* [MATERIAL FOR THE TASK]
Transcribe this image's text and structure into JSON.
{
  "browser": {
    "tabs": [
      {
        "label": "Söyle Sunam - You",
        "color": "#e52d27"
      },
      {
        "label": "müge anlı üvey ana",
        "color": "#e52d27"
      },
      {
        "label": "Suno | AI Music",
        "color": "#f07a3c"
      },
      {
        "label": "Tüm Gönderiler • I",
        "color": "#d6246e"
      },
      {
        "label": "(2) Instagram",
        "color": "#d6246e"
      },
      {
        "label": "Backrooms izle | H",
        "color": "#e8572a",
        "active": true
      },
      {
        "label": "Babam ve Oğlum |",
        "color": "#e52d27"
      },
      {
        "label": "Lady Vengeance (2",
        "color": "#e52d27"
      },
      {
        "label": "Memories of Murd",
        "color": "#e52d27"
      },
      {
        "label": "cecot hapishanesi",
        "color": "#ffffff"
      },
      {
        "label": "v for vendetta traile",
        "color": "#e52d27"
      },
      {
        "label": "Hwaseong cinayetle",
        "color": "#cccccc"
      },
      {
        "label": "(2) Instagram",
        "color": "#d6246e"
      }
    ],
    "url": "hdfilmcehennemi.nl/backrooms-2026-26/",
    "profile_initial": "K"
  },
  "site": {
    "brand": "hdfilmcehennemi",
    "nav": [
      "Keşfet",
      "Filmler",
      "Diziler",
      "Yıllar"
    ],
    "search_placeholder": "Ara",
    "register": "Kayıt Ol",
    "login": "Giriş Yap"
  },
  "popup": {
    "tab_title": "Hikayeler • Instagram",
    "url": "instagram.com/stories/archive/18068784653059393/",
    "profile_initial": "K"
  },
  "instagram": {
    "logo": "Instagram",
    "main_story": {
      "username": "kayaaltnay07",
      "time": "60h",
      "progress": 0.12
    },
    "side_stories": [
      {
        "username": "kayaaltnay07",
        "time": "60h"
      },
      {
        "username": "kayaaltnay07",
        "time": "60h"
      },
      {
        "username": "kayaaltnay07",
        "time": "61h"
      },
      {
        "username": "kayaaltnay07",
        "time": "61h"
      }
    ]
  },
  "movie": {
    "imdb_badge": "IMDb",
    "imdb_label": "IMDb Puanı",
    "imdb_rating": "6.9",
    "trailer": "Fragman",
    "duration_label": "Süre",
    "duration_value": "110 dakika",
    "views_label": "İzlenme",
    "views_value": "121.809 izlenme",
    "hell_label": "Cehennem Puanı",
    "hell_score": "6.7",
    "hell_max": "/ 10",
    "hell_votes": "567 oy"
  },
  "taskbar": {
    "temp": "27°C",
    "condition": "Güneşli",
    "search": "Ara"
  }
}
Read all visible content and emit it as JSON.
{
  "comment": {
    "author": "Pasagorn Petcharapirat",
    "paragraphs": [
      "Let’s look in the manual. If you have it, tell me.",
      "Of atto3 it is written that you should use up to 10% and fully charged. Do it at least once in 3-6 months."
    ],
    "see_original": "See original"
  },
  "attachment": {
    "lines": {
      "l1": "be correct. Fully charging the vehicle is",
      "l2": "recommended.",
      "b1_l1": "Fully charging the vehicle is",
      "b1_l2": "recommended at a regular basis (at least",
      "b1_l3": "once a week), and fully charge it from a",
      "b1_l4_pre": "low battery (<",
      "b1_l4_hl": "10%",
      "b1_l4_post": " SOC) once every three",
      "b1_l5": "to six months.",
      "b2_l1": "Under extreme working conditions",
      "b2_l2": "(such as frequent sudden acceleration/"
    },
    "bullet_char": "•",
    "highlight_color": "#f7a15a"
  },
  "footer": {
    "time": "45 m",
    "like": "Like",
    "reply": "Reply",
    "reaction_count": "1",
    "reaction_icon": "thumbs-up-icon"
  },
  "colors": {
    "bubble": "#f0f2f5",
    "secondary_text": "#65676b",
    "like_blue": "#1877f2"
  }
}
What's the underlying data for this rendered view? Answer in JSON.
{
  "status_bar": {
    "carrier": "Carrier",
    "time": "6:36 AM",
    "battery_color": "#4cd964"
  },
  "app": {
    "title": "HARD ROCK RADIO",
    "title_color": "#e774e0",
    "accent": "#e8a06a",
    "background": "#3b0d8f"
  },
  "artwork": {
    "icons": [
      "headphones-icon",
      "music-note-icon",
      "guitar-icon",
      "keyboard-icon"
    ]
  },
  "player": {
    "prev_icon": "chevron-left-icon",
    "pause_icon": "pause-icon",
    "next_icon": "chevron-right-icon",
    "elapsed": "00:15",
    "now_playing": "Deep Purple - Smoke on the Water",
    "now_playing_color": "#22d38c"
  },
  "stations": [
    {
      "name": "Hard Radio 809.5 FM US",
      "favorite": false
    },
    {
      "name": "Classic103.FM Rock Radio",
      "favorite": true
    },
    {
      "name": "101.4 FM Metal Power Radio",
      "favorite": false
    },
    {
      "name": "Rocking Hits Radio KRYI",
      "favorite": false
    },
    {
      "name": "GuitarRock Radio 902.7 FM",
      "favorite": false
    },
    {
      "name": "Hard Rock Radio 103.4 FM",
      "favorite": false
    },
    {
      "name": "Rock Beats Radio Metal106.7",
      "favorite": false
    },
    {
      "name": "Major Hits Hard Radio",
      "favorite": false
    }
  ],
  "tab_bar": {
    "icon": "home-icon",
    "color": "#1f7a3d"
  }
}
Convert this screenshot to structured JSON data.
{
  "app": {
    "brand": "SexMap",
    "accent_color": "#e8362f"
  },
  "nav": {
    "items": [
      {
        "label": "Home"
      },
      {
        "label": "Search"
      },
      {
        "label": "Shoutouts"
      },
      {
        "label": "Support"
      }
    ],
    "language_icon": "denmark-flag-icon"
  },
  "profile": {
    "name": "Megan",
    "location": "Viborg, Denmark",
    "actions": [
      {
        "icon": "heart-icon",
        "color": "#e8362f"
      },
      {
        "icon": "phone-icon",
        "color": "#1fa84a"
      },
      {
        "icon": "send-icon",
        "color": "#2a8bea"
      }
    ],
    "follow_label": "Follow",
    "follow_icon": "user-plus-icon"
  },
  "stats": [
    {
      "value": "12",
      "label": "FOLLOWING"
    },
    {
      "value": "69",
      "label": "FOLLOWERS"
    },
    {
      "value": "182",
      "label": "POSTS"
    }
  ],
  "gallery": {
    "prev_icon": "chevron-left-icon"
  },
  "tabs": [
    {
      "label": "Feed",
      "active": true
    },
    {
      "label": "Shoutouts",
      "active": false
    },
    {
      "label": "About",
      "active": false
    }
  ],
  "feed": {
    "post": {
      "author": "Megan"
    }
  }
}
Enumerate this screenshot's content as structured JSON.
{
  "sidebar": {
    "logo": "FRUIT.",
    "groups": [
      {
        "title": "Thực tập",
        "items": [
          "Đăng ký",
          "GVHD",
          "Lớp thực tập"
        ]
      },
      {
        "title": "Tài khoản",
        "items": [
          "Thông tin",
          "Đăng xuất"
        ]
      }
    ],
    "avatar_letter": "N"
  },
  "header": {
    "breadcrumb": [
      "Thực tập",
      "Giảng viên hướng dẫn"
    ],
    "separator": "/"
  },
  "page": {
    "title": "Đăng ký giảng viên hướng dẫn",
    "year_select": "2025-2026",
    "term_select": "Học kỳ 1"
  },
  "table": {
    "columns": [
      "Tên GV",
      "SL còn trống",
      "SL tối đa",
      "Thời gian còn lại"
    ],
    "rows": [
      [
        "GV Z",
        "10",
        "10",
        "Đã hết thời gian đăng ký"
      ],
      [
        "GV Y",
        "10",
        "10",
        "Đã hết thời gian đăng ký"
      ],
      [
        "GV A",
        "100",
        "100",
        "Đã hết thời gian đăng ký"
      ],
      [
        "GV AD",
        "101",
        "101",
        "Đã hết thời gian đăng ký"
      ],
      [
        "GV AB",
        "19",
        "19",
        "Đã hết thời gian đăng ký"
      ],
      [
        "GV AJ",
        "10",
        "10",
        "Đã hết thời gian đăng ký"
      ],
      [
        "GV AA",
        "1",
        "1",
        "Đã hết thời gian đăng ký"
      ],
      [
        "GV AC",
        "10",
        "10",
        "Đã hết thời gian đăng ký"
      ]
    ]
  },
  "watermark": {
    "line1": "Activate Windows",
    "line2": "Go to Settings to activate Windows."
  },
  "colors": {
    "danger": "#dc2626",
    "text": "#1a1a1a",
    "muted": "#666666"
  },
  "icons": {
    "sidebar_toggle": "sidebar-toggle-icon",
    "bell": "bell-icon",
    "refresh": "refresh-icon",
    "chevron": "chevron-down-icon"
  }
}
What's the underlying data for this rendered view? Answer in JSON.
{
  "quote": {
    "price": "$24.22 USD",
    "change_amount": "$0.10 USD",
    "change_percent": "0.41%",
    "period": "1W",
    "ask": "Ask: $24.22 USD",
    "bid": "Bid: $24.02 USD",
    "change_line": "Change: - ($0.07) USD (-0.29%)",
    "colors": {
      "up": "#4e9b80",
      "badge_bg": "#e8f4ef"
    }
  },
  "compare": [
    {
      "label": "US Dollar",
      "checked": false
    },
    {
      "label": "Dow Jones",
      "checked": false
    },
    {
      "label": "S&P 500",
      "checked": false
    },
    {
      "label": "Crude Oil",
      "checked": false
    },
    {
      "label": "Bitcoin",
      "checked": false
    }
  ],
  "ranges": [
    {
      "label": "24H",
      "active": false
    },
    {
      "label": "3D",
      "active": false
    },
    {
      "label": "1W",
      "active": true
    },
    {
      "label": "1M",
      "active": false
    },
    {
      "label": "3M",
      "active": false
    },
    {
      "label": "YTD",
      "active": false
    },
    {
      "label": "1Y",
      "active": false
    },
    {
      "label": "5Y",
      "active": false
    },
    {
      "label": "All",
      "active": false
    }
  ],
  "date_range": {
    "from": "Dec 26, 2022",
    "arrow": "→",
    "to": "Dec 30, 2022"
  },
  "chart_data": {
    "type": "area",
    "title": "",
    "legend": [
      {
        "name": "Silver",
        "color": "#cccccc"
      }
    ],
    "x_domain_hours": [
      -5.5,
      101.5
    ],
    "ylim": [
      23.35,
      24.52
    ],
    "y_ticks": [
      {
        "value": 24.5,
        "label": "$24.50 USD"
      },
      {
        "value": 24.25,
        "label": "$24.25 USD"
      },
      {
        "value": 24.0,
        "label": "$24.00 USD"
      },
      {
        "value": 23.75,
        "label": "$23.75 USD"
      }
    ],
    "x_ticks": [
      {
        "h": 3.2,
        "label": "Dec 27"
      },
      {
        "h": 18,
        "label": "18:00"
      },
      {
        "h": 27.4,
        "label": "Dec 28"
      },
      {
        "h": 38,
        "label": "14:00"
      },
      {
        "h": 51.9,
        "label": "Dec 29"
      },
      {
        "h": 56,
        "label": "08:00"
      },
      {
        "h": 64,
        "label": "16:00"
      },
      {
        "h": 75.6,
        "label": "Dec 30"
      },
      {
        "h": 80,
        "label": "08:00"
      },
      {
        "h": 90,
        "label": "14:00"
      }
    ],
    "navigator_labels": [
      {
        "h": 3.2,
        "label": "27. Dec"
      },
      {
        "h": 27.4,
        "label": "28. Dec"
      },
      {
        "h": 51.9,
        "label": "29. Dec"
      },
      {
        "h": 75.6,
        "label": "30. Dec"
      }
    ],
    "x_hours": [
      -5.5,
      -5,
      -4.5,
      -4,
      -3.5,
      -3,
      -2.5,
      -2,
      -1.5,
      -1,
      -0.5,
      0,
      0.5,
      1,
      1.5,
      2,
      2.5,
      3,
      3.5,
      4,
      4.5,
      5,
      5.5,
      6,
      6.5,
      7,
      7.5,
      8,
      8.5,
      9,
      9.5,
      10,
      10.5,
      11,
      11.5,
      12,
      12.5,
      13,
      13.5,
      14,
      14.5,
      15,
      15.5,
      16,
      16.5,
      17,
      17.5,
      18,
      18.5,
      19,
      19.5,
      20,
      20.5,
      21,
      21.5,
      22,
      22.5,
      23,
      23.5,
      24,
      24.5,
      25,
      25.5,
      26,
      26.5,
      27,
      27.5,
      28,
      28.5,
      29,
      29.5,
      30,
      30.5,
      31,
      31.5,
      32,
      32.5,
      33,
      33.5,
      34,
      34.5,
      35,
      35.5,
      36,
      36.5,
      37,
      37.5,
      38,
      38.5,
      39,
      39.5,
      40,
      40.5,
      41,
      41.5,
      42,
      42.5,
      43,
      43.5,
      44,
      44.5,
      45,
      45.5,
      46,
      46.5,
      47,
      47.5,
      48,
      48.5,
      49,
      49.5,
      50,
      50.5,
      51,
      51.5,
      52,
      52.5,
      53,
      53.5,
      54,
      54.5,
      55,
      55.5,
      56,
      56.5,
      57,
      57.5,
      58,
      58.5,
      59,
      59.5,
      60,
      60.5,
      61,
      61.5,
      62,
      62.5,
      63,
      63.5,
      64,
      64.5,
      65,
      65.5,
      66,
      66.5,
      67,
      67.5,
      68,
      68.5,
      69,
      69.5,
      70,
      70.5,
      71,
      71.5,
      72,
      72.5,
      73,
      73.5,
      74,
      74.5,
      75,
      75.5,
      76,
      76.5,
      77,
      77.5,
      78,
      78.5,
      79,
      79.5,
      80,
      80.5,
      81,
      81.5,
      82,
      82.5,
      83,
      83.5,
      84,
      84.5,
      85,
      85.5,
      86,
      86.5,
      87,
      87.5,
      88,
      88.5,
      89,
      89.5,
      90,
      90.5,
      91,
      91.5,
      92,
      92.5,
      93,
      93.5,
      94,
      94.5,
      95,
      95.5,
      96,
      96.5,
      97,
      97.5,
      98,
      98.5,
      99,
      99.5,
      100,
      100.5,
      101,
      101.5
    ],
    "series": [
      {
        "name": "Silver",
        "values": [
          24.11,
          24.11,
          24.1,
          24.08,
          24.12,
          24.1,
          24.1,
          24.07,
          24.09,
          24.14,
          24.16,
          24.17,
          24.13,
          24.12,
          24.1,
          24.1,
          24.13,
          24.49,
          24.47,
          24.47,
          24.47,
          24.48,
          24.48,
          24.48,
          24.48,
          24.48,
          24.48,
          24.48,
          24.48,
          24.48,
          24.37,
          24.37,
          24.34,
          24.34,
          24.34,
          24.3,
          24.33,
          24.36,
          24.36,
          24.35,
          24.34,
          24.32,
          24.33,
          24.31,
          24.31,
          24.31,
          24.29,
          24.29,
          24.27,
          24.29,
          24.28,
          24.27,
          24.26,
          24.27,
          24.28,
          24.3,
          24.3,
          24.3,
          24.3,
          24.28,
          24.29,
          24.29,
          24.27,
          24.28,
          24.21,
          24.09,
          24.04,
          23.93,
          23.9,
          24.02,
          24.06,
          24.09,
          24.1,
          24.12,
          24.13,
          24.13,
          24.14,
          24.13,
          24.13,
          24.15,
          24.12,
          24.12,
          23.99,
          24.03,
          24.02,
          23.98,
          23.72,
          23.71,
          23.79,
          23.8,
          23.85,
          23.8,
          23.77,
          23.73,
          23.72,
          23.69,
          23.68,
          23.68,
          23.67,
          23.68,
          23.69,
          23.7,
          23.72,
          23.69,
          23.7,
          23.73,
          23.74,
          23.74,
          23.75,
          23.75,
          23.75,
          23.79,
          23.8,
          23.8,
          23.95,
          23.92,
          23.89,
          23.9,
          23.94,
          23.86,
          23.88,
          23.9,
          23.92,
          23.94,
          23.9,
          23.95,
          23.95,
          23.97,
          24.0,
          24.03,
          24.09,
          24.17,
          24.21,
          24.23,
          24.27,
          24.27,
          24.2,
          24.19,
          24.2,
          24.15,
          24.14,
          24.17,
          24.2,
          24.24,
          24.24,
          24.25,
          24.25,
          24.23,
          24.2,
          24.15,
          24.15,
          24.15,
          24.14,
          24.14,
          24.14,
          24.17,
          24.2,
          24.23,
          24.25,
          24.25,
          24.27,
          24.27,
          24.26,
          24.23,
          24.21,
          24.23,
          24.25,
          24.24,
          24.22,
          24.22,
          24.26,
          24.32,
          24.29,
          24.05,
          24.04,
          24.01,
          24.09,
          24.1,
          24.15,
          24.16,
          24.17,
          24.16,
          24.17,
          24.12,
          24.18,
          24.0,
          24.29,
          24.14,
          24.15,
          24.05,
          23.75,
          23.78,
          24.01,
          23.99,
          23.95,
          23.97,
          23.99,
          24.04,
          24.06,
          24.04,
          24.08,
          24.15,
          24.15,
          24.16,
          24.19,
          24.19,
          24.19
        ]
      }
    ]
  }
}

* [WORK REQUIRED] Gather all lines where the word "chevron" appears.

* [TASK RESPONSE]
    "prev_icon": "chevron-left-icon",
    "next_icon": "chevron-right-icon",
    "prev_icon": "chevron-left-icon"
    "chevron": "chevron-down-icon"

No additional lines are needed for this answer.